**The request:**
Extract each line where the string "this" shows up.

(Stored data)
━━━━
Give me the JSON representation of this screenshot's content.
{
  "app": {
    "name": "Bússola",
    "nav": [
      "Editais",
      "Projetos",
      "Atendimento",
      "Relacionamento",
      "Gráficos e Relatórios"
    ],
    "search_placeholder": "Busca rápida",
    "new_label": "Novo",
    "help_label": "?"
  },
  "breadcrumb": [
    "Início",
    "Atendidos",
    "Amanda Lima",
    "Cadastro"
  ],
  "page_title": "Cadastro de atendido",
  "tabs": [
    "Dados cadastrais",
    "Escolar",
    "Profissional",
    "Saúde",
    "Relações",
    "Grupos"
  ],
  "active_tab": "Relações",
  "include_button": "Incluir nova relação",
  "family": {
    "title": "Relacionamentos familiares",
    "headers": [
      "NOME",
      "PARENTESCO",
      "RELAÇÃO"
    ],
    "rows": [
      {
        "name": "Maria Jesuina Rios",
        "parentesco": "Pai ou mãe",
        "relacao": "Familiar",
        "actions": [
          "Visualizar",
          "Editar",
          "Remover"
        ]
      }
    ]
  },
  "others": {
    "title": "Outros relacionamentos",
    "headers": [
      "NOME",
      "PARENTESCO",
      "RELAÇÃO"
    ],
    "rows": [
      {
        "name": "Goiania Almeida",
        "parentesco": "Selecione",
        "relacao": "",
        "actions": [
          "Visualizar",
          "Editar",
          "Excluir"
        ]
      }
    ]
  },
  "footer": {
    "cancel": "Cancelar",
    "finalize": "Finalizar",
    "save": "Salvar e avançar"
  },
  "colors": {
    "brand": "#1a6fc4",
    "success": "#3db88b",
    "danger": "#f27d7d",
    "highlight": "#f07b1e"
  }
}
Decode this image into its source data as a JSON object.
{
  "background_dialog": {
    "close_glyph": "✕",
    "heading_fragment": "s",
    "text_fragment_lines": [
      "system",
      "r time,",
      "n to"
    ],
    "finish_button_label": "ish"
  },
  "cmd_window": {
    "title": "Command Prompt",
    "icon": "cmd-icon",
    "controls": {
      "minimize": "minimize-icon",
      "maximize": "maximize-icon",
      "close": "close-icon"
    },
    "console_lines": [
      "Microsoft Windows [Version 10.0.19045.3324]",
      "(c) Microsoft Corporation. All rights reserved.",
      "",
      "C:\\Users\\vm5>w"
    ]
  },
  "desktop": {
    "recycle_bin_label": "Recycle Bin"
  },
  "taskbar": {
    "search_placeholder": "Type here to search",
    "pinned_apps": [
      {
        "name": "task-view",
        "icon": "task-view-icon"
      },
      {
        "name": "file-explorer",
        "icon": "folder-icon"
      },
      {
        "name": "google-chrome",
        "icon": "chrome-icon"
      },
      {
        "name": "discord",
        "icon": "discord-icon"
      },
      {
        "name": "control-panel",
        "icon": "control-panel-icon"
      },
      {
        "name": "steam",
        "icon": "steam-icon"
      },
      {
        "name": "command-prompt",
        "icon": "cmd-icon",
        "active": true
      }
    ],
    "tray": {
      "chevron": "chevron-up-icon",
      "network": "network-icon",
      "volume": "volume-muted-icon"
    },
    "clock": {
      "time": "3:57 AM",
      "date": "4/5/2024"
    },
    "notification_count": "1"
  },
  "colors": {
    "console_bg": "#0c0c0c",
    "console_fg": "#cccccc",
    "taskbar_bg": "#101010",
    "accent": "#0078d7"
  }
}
━━━━
**Exercise solution:**
Give me the JSON representation of this screenshot's content.
Decode this image into its source data as a JSON object.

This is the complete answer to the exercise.